*Challenge*: Quote the records that follow in full and exactly; leave out the pictures.

*Records supplied*:
------------------------

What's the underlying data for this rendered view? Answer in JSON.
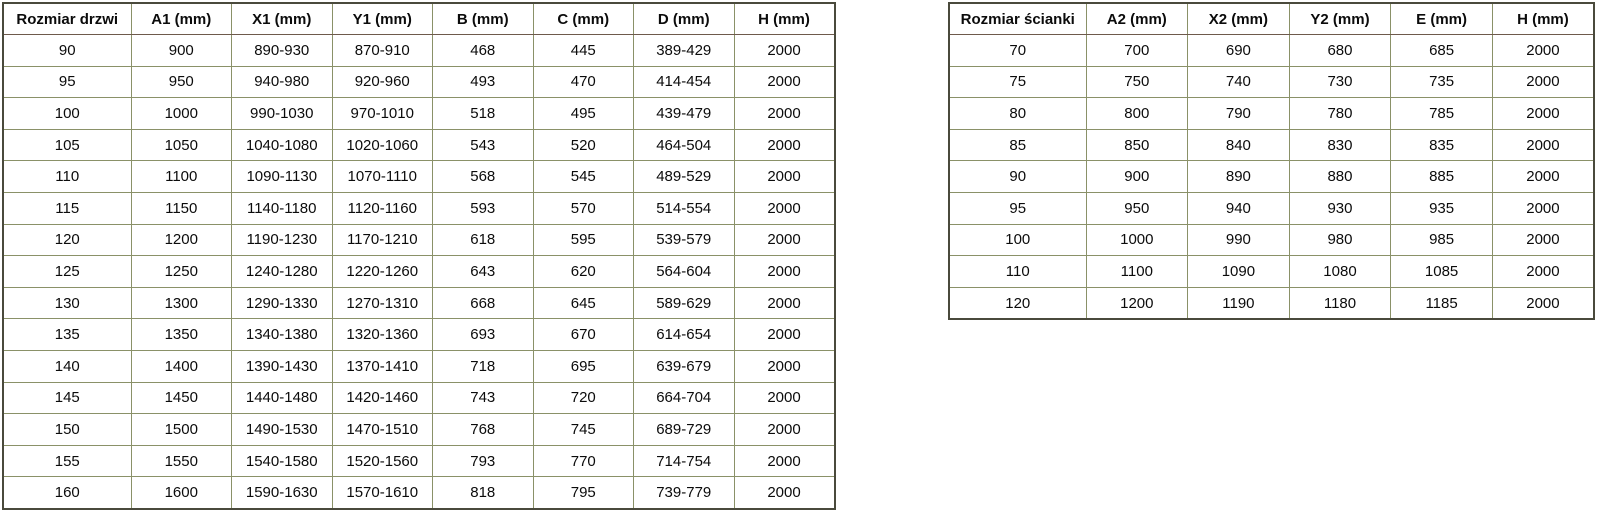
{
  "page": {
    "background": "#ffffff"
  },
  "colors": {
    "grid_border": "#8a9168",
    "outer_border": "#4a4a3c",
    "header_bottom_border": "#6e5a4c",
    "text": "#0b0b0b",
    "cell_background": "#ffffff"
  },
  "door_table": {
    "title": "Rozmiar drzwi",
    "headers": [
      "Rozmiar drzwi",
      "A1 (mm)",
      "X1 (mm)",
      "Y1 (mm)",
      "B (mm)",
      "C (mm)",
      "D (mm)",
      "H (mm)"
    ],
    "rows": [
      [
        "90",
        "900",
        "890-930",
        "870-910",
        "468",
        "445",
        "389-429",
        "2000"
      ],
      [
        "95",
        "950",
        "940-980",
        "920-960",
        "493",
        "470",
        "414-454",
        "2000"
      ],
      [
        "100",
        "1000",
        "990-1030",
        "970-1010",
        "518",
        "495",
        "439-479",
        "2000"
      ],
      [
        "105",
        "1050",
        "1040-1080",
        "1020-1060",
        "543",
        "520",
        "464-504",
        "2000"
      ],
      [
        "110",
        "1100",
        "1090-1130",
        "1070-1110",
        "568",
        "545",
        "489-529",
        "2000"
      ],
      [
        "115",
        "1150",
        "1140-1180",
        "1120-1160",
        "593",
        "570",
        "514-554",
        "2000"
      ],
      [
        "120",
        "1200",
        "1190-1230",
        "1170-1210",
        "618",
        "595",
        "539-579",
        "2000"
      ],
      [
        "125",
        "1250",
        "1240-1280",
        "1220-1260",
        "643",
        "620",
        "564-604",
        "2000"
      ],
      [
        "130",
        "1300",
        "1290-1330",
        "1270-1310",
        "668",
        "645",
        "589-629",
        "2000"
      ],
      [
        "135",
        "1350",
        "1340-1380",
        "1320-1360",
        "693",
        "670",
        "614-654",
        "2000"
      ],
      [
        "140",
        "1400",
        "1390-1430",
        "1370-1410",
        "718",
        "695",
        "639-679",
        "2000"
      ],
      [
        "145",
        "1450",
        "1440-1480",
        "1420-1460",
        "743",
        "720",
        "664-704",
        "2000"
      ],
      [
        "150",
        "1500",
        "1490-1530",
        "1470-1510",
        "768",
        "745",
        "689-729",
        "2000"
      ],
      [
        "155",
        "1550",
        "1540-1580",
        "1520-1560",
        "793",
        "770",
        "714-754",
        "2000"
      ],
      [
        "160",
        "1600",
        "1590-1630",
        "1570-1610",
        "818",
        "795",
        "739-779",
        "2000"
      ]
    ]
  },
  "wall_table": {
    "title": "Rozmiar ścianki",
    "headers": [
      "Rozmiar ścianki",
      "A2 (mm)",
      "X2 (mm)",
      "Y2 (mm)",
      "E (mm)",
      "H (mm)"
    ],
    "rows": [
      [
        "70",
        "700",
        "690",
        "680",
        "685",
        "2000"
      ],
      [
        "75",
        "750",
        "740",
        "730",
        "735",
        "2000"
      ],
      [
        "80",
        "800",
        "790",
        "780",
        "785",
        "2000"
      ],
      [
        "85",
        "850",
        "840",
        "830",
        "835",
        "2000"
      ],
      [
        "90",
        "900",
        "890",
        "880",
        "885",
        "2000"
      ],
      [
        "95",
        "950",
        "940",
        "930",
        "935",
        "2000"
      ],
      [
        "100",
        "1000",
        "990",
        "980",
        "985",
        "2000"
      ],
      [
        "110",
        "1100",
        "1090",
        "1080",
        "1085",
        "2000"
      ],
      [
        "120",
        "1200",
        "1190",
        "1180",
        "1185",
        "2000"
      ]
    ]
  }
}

------------------------

*Task output*:
What's the underlying data for this rendered view? Answer in JSON.
{
  "page": {
    "background": "#ffffff"
  },
  "colors": {
    "grid_border": "#8a9168",
    "outer_border": "#4a4a3c",
    "header_bottom_border": "#6e5a4c",
    "text": "#0b0b0b",
    "cell_background": "#ffffff"
  },
  "door_table": {
    "title": "Rozmiar drzwi",
    "headers": [
      "Rozmiar drzwi",
      "A1 (mm)",
      "X1 (mm)",
      "Y1 (mm)",
      "B (mm)",
      "C (mm)",
      "D (mm)",
      "H (mm)"
    ],
    "rows": [
      [
        "90",
        "900",
        "890-930",
        "870-910",
        "468",
        "445",
        "389-429",
        "2000"
      ],
      [
        "95",
        "950",
        "940-980",
        "920-960",
        "493",
        "470",
        "414-454",
        "2000"
      ],
      [
        "100",
        "1000",
        "990-1030",
        "970-1010",
        "518",
        "495",
        "439-479",
        "2000"
      ],
      [
        "105",
        "1050",
        "1040-1080",
        "1020-1060",
        "543",
        "520",
        "464-504",
        "2000"
      ],
      [
        "110",
        "1100",
        "1090-1130",
        "1070-1110",
        "568",
        "545",
        "489-529",
        "2000"
      ],
      [
        "115",
        "1150",
        "1140-1180",
        "1120-1160",
        "593",
        "570",
        "514-554",
        "2000"
      ],
      [
        "120",
        "1200",
        "1190-1230",
        "1170-1210",
        "618",
        "595",
        "539-579",
        "2000"
      ],
      [
        "125",
        "1250",
        "1240-1280",
        "1220-1260",
        "643",
        "620",
        "564-604",
        "2000"
      ],
      [
        "130",
        "1300",
        "1290-1330",
        "1270-1310",
        "668",
        "645",
        "589-629",
        "2000"
      ],
      [
        "135",
        "1350",
        "1340-1380",
        "1320-1360",
        "693",
        "670",
        "614-654",
        "2000"
      ],
      [
        "140",
        "1400",
        "1390-1430",
        "1370-1410",
        "718",
        "695",
        "639-679",
        "2000"
      ],
      [
        "145",
        "1450",
        "1440-1480",
        "1420-1460",
        "743",
        "720",
        "664-704",
        "2000"
      ],
      [
        "150",
        "1500",
        "1490-1530",
        "1470-1510",
        "768",
        "745",
        "689-729",
        "2000"
      ],
      [
        "155",
        "1550",
        "1540-1580",
        "1520-1560",
        "793",
        "770",
        "714-754",
        "2000"
      ],
      [
        "160",
        "1600",
        "1590-1630",
        "1570-1610",
        "818",
        "795",
        "739-779",
        "2000"
      ]
    ]
  },
  "wall_table": {
    "title": "Rozmiar ścianki",
    "headers": [
      "Rozmiar ścianki",
      "A2 (mm)",
      "X2 (mm)",
      "Y2 (mm)",
      "E (mm)",
      "H (mm)"
    ],
    "rows": [
      [
        "70",
        "700",
        "690",
        "680",
        "685",
        "2000"
      ],
      [
        "75",
        "750",
        "740",
        "730",
        "735",
        "2000"
      ],
      [
        "80",
        "800",
        "790",
        "780",
        "785",
        "2000"
      ],
      [
        "85",
        "850",
        "840",
        "830",
        "835",
        "2000"
      ],
      [
        "90",
        "900",
        "890",
        "880",
        "885",
        "2000"
      ],
      [
        "95",
        "950",
        "940",
        "930",
        "935",
        "2000"
      ],
      [
        "100",
        "1000",
        "990",
        "980",
        "985",
        "2000"
      ],
      [
        "110",
        "1100",
        "1090",
        "1080",
        "1085",
        "2000"
      ],
      [
        "120",
        "1200",
        "1190",
        "1180",
        "1185",
        "2000"
      ]
    ]
  }
}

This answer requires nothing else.